*GIVEN PROBLEM:* Return every line of the rows below that contains the string "基本设置".

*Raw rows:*
· · · · · · ·

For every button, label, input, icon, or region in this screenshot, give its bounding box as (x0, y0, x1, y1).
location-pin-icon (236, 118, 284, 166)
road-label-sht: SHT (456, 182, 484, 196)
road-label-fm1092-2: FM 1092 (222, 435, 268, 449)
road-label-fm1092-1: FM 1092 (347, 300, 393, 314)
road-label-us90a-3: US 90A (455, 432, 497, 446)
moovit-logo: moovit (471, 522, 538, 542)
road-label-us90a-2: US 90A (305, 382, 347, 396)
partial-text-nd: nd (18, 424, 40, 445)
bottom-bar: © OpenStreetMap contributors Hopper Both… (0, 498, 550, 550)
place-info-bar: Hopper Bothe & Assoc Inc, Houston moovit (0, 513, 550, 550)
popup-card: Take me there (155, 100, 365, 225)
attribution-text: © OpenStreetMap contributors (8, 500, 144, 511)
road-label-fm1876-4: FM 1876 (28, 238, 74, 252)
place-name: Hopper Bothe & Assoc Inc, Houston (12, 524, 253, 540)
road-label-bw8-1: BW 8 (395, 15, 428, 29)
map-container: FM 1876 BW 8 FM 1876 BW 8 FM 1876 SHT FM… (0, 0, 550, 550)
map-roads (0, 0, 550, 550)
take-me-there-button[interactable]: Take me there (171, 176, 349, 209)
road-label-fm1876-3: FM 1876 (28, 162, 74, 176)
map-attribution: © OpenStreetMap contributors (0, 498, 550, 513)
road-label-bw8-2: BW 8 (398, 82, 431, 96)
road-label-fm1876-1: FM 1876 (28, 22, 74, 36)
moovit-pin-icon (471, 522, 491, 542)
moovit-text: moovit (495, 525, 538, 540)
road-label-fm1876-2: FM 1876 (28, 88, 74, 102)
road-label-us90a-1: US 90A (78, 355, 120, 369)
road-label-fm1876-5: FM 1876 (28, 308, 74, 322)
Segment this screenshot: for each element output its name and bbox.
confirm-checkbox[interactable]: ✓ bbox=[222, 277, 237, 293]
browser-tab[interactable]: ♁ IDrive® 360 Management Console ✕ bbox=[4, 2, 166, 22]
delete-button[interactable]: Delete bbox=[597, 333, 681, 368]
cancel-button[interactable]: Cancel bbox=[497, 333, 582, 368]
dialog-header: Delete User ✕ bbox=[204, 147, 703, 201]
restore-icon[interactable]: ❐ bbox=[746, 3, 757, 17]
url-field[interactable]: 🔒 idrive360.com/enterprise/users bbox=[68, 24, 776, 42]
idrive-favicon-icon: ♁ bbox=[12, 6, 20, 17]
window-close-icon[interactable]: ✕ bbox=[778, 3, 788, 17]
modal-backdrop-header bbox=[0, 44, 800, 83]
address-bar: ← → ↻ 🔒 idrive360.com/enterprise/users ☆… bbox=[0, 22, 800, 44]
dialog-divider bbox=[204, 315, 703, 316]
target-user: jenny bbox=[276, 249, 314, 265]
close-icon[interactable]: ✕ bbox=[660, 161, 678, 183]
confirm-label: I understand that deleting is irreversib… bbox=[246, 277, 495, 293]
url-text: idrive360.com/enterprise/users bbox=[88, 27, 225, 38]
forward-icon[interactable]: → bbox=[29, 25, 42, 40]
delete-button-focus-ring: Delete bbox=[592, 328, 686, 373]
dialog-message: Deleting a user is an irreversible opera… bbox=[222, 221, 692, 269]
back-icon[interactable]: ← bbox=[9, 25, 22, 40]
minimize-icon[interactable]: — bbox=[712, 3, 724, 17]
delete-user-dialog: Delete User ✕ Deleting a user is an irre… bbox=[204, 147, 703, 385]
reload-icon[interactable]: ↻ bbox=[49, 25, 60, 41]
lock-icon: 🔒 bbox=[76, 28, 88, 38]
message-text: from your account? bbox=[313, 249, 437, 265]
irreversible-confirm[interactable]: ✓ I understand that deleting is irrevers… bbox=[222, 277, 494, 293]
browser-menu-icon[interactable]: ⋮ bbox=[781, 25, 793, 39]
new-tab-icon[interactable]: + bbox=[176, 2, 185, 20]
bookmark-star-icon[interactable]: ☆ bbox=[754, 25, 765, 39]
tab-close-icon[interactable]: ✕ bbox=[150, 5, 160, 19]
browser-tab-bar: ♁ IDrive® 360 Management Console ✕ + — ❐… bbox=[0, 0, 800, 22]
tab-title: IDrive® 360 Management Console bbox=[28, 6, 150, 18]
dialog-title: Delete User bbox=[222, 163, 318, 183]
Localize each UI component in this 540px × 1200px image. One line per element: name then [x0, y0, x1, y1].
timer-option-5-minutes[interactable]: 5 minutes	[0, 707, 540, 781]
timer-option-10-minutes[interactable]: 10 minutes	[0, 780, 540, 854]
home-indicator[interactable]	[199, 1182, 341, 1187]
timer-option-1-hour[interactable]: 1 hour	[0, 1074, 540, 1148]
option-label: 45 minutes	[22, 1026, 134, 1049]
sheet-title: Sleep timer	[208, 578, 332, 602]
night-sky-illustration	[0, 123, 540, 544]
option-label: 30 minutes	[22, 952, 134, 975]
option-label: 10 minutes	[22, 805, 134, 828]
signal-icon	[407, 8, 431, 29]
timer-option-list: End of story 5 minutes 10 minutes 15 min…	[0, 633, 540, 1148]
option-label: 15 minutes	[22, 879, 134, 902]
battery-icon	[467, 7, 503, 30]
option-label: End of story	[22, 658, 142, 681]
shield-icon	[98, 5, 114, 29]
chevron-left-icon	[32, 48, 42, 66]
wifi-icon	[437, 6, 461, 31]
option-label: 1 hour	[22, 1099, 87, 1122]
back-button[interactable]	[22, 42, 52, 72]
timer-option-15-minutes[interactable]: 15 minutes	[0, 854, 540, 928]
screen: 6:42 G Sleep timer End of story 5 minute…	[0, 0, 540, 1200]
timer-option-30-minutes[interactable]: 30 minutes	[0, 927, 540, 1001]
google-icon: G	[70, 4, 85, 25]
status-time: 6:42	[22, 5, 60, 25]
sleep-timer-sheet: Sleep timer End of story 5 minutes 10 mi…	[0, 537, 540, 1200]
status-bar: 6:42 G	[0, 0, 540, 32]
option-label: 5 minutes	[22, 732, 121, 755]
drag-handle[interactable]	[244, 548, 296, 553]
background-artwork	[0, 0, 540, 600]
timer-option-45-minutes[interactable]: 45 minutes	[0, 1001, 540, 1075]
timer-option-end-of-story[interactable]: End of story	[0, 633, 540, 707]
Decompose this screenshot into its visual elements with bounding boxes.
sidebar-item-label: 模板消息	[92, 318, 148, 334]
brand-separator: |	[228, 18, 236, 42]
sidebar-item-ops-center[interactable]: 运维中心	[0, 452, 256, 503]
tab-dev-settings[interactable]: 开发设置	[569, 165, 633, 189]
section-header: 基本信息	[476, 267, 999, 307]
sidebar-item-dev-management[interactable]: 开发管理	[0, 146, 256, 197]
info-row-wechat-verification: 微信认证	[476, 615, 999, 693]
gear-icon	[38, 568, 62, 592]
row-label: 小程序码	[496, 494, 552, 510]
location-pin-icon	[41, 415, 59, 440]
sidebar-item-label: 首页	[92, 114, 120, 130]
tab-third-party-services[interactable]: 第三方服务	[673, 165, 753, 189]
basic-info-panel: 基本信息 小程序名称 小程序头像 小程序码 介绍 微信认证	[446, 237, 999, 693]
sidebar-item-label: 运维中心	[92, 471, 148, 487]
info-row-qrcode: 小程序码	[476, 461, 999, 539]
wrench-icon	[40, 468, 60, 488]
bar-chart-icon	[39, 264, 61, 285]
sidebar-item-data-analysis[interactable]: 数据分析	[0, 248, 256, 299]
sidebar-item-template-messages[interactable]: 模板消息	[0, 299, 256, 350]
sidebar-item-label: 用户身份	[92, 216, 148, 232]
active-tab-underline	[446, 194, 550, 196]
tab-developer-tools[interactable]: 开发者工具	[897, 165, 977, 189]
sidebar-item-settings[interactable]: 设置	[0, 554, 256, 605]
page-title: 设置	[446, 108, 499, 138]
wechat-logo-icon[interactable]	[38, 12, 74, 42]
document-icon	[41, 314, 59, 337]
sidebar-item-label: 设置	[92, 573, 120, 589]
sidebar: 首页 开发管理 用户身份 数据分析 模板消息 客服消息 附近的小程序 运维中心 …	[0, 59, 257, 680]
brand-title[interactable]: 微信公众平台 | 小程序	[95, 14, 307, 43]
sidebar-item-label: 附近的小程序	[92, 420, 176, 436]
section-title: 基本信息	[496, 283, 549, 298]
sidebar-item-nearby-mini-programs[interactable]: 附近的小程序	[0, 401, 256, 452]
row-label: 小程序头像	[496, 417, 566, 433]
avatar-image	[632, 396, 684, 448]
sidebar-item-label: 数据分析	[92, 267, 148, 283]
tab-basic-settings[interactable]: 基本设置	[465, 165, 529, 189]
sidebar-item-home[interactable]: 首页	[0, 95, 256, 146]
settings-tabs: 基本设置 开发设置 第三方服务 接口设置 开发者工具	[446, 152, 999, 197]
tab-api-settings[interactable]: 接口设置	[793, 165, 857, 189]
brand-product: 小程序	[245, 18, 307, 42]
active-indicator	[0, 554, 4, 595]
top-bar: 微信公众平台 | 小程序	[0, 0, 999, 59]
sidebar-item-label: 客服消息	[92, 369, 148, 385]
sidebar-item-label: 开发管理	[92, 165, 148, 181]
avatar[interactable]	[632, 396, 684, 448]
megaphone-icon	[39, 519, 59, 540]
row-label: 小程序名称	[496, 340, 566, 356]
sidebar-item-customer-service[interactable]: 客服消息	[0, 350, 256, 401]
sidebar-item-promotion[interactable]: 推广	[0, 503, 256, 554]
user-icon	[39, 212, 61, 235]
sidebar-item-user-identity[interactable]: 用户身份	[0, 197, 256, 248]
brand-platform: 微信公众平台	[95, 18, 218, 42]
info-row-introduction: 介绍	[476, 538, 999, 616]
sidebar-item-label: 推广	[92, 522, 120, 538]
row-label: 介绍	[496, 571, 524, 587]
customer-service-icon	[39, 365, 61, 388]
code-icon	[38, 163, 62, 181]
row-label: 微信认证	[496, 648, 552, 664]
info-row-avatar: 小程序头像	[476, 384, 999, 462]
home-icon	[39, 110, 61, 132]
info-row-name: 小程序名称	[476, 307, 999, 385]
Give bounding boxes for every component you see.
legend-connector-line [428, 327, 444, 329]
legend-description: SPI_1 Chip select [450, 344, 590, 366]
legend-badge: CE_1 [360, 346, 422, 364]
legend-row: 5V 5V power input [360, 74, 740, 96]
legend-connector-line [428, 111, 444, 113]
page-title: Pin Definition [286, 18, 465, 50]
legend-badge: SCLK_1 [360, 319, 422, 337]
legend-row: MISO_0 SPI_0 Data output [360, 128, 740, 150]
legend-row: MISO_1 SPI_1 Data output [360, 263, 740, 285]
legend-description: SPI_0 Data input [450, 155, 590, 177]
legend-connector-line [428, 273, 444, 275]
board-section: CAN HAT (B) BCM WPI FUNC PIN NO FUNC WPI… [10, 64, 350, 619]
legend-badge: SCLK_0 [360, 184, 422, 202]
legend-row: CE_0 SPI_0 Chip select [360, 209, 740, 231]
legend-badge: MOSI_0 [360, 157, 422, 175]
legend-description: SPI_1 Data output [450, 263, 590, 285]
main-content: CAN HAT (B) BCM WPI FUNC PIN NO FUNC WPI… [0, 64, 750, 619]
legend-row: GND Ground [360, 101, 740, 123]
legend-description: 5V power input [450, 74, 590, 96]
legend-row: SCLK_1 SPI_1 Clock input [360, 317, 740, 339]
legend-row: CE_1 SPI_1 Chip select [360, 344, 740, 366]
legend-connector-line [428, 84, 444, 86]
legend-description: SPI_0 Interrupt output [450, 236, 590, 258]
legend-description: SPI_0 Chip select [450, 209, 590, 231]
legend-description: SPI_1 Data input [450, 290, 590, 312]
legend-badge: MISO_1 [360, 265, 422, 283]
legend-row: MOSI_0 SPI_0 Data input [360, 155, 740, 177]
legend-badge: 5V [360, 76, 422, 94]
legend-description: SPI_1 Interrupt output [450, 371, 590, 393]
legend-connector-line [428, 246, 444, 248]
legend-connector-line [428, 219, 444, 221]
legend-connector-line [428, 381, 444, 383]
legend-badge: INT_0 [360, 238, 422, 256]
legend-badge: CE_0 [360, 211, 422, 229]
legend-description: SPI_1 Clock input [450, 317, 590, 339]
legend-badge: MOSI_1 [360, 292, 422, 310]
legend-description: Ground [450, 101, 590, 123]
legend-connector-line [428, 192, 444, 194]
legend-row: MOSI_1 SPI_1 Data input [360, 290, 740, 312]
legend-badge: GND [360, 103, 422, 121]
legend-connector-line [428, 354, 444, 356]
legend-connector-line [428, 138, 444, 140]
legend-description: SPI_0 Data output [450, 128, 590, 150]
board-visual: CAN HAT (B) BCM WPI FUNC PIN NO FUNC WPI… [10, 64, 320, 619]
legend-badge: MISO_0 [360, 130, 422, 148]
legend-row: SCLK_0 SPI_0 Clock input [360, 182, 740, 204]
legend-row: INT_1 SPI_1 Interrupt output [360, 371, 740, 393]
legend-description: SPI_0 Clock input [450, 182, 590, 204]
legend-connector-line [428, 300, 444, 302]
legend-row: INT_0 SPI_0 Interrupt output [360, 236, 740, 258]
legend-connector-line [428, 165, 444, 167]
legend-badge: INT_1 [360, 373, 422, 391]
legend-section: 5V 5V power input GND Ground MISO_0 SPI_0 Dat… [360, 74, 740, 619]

· · · · · · ·

*FINAL ANSWER:*
tab-basic-settings[interactable]: 基本设置	[465, 165, 529, 189]
settings-tabs: 基本设置 开发设置 第三方服务 接口设置 开发者工具	[446, 152, 999, 197]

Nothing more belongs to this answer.